■ Problem statement ■
Your task is to filter the data below down to the lines holding "Longtime".

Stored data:
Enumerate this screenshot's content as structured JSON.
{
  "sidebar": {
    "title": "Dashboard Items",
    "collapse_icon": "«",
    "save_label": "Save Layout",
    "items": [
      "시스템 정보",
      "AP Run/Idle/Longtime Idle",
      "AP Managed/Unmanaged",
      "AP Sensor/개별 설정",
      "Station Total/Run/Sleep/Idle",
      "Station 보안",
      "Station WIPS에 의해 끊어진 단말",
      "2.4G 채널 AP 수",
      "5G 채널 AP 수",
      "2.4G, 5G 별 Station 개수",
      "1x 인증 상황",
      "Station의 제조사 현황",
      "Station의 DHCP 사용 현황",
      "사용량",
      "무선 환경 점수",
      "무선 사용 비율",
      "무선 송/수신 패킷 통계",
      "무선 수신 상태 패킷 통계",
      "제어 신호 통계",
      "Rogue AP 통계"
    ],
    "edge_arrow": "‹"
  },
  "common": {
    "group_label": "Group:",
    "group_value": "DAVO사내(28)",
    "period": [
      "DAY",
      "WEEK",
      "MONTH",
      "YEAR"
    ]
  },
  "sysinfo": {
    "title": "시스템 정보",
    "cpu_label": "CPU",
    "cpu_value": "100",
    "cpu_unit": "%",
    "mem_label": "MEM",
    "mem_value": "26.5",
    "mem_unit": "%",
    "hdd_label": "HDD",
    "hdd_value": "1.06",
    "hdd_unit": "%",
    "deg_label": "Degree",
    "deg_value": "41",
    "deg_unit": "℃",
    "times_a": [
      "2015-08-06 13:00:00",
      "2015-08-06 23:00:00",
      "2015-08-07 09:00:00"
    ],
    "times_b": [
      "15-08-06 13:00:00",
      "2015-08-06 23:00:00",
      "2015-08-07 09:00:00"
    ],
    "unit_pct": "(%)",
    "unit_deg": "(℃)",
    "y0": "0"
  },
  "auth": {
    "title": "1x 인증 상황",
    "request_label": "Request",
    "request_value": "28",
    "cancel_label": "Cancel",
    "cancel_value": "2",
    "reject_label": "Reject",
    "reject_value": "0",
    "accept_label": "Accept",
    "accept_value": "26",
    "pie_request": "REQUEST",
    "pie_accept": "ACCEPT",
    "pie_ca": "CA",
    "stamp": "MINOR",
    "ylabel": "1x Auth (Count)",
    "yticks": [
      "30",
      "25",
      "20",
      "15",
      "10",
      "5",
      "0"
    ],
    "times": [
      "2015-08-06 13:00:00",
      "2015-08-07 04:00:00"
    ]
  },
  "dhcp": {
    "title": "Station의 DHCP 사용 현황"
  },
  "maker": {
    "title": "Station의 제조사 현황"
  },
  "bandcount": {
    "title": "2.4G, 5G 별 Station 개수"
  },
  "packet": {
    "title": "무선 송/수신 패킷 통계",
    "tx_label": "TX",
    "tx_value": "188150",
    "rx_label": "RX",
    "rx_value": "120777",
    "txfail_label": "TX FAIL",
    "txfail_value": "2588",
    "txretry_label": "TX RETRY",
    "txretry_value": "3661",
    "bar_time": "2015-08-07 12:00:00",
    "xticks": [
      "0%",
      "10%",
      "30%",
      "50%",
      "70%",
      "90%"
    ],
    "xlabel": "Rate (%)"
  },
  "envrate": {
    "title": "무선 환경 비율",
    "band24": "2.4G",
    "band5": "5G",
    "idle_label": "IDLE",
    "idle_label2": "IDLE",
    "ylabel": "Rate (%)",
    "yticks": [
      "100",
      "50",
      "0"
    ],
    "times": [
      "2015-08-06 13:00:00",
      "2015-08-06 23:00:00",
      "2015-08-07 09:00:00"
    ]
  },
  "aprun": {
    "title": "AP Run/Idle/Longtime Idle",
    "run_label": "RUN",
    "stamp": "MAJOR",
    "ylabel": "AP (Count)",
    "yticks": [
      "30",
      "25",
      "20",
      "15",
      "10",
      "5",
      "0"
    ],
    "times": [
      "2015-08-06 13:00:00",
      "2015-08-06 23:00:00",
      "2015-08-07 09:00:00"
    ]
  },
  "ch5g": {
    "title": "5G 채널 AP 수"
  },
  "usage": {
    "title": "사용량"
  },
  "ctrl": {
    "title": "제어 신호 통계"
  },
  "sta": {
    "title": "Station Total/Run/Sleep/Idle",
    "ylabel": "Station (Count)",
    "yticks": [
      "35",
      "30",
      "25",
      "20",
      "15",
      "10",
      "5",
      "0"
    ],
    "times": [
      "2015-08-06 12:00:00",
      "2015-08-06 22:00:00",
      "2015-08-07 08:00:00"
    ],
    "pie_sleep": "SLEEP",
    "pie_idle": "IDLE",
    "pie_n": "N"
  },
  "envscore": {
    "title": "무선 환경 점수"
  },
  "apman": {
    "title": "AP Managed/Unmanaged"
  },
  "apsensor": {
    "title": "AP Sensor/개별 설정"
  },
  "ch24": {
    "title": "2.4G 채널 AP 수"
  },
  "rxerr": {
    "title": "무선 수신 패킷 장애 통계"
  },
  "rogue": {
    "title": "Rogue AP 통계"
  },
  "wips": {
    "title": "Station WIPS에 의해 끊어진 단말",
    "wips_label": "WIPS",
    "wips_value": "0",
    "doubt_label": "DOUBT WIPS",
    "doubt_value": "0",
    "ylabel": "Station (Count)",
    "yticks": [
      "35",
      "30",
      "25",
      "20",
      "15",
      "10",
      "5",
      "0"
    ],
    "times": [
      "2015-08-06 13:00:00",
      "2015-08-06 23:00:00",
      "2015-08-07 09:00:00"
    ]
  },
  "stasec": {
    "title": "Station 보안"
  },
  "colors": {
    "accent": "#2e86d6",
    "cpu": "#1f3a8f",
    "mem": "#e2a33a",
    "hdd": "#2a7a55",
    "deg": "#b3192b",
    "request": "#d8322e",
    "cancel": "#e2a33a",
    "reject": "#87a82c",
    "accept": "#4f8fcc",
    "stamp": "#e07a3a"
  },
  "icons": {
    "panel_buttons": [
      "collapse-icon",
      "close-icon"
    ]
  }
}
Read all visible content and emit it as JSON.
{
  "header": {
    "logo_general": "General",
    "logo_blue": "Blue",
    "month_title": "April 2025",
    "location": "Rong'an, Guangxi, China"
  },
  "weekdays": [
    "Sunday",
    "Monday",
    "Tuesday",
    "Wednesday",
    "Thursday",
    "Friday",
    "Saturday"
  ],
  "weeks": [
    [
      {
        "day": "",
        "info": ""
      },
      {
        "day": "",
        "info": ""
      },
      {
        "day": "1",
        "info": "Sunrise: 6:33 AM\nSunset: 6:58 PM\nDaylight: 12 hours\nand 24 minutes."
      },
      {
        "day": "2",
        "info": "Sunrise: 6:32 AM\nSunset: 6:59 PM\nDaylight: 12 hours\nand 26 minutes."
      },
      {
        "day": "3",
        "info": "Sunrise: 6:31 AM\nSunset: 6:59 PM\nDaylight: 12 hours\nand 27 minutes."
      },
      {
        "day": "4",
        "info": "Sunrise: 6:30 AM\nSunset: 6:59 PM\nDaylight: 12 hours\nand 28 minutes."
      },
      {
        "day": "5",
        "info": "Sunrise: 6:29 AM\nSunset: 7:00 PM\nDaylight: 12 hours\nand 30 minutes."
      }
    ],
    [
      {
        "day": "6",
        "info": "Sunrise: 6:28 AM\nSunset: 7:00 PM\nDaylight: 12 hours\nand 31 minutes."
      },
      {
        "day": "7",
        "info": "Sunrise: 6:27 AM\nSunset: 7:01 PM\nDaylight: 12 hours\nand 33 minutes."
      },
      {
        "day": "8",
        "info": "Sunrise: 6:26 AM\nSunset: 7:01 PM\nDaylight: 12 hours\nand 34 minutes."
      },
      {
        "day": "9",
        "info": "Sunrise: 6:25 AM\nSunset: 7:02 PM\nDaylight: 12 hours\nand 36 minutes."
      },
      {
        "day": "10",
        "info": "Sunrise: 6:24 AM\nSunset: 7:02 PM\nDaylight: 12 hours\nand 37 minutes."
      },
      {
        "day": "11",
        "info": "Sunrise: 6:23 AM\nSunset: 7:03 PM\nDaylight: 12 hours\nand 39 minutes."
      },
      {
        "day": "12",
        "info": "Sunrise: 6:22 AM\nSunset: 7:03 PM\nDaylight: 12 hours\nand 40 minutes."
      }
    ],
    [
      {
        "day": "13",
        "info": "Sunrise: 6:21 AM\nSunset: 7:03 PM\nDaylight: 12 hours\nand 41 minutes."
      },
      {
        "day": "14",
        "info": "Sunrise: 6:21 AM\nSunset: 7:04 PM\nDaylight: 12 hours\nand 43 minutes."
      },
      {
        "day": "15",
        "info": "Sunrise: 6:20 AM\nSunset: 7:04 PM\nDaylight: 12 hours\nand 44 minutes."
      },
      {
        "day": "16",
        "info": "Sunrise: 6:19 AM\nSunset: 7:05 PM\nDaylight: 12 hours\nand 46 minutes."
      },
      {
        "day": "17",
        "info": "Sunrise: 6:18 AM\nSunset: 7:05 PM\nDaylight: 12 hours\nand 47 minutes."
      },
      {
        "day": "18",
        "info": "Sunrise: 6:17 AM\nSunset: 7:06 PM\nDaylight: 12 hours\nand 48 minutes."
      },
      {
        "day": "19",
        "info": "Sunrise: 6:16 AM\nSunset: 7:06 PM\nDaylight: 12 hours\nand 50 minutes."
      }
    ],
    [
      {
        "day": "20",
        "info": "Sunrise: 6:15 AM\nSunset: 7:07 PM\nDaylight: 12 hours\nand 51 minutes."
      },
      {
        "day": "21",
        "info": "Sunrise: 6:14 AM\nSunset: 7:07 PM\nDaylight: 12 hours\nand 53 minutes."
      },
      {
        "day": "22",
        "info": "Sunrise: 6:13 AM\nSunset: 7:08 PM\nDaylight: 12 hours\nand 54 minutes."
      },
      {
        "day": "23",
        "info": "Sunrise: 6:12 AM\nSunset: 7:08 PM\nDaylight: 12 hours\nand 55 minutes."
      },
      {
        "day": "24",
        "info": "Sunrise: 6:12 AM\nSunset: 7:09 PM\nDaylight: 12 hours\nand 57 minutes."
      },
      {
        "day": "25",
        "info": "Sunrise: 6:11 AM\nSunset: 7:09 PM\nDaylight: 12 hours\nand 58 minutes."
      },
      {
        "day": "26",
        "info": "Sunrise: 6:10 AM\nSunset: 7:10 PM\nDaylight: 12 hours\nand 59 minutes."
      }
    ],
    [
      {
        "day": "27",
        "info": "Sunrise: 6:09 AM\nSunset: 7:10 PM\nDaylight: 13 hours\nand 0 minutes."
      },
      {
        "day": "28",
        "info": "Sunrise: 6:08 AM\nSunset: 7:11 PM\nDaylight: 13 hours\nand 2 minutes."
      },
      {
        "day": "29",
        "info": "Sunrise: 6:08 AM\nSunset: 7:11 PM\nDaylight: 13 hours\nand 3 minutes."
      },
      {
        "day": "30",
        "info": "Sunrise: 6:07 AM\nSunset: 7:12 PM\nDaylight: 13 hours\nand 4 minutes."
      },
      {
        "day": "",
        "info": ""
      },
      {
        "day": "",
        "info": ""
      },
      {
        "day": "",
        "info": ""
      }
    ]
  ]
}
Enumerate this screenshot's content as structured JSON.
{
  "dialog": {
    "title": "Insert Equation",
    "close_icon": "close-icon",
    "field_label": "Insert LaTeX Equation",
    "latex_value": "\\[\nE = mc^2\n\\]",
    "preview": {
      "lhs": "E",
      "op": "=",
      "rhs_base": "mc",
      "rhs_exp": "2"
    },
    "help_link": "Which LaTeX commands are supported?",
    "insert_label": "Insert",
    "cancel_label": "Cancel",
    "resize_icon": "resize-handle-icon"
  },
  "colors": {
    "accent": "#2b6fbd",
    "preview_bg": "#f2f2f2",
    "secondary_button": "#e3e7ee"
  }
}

■ Finished answer ■
      "AP Run/Idle/Longtime Idle",
    "title": "AP Run/Idle/Longtime Idle",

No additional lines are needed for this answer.